-- start of Material provided --

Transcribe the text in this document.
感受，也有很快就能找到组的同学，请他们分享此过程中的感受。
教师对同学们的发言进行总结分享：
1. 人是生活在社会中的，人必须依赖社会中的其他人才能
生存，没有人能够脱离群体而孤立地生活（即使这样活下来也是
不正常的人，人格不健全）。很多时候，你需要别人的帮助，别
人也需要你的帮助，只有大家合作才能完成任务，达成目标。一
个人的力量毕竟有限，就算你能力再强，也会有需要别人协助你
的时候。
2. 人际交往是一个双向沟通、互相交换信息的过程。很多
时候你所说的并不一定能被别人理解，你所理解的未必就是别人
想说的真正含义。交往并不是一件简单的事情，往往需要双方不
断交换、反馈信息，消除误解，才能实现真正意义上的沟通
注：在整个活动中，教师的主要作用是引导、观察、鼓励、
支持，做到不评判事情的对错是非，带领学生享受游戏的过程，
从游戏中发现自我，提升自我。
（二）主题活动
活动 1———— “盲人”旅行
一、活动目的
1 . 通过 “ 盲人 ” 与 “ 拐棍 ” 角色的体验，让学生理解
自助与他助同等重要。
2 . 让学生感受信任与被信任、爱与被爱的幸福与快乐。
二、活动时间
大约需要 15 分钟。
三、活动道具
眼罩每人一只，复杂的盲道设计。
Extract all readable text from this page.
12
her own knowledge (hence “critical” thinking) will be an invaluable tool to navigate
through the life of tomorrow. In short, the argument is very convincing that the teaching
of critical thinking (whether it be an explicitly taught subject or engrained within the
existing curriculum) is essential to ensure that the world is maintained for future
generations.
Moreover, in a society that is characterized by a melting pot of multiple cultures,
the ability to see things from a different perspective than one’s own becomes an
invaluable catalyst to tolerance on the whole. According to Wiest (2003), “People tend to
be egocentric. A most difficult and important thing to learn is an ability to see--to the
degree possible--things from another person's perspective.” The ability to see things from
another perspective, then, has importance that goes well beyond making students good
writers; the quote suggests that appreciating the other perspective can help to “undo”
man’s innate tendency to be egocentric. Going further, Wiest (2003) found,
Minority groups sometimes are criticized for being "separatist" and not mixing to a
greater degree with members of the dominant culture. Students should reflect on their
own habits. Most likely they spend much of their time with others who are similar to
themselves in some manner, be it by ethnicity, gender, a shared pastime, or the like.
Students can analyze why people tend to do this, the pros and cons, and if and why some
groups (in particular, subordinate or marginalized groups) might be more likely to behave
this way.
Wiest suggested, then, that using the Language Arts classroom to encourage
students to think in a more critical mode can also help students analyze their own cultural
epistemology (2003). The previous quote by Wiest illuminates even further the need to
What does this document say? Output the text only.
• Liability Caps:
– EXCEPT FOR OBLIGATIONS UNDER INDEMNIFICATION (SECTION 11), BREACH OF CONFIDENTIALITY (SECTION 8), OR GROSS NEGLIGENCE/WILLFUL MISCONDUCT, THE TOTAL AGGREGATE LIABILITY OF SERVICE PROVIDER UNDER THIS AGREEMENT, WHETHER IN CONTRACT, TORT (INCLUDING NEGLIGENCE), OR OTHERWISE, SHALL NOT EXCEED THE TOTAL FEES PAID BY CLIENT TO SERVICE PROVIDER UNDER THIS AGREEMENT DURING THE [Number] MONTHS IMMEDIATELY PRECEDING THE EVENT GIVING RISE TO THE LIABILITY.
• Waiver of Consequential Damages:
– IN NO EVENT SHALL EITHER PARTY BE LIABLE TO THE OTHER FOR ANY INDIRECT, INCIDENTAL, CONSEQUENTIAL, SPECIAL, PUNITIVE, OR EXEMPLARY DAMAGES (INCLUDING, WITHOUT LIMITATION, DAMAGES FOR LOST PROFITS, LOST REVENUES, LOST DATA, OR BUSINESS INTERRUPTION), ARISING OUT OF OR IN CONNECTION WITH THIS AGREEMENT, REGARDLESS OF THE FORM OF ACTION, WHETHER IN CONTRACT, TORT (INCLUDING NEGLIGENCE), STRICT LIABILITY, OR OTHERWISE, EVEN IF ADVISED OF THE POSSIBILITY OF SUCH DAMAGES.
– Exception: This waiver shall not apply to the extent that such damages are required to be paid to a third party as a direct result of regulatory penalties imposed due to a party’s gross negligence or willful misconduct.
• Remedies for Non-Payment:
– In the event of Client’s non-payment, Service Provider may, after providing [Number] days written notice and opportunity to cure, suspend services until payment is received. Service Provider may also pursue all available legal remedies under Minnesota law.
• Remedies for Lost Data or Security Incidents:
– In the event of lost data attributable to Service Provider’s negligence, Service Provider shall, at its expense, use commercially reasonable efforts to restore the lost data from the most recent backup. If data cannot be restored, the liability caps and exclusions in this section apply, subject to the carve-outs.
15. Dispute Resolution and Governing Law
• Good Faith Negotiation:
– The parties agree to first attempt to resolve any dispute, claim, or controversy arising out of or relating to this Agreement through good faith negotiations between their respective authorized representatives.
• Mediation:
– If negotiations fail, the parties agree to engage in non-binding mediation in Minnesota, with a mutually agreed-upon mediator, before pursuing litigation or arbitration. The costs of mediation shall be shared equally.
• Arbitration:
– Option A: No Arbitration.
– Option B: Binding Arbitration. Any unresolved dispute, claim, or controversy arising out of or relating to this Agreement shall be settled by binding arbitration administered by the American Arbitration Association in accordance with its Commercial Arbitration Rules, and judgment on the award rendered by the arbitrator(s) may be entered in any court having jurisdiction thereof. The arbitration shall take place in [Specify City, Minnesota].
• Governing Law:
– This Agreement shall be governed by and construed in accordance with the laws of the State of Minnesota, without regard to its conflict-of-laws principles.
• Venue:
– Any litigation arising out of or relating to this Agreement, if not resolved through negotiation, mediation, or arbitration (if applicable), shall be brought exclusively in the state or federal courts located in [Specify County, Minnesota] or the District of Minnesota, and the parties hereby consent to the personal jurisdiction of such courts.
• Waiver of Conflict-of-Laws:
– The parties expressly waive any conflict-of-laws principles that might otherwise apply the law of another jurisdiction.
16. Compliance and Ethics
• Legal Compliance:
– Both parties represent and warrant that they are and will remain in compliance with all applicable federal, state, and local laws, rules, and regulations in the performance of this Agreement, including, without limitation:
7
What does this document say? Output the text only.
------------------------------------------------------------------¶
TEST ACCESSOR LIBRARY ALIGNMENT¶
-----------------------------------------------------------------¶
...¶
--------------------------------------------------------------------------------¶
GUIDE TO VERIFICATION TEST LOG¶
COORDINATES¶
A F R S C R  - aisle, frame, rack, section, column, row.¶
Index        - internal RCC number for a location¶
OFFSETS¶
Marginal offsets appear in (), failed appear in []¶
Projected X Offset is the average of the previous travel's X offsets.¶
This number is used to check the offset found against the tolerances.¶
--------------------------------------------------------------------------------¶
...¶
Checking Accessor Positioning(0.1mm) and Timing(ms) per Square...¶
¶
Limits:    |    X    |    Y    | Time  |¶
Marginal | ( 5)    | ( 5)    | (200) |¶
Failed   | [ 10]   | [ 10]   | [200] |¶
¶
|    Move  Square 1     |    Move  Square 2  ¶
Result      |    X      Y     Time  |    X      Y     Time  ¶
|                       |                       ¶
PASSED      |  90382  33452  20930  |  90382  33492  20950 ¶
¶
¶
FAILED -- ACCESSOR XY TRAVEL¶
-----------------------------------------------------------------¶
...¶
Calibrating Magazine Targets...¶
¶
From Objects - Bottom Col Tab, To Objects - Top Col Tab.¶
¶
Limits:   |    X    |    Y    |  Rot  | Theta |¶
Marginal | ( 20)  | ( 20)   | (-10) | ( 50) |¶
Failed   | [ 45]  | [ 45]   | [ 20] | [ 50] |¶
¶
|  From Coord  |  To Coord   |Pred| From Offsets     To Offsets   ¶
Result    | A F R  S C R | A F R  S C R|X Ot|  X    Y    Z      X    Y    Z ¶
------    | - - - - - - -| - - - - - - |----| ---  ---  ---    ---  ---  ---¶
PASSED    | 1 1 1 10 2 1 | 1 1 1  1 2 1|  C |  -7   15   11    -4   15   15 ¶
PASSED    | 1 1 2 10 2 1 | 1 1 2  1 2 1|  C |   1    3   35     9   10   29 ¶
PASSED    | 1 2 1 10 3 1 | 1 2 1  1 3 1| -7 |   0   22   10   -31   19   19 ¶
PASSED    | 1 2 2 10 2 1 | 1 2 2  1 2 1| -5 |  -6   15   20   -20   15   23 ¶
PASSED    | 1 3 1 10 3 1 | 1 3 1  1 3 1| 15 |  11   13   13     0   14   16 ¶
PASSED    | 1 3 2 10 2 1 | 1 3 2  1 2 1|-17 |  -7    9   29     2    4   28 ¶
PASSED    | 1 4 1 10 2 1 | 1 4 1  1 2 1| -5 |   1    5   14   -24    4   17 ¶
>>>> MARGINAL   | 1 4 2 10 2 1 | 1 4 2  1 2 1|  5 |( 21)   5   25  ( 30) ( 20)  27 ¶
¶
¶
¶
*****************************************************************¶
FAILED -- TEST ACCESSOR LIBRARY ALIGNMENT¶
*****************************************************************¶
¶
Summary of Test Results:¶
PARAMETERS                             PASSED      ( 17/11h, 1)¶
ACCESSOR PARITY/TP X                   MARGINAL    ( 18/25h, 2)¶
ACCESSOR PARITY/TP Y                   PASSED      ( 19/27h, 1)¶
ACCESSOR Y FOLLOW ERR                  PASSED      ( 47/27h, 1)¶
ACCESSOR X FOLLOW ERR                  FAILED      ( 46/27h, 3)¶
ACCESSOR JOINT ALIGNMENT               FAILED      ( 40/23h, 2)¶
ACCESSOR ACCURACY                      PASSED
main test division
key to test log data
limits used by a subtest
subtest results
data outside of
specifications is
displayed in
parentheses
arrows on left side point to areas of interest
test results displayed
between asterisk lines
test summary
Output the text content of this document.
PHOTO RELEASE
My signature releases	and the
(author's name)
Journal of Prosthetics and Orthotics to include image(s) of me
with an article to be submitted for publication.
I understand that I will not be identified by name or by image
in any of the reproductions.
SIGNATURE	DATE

-- end of Material provided --

What the exercise asks –
Every line of the records that includes the word "image" should be gathered.

Result of this task –
Journal of Prosthetics and Orthotics to include image(s) of me
I understand that I will not be identified by name or by image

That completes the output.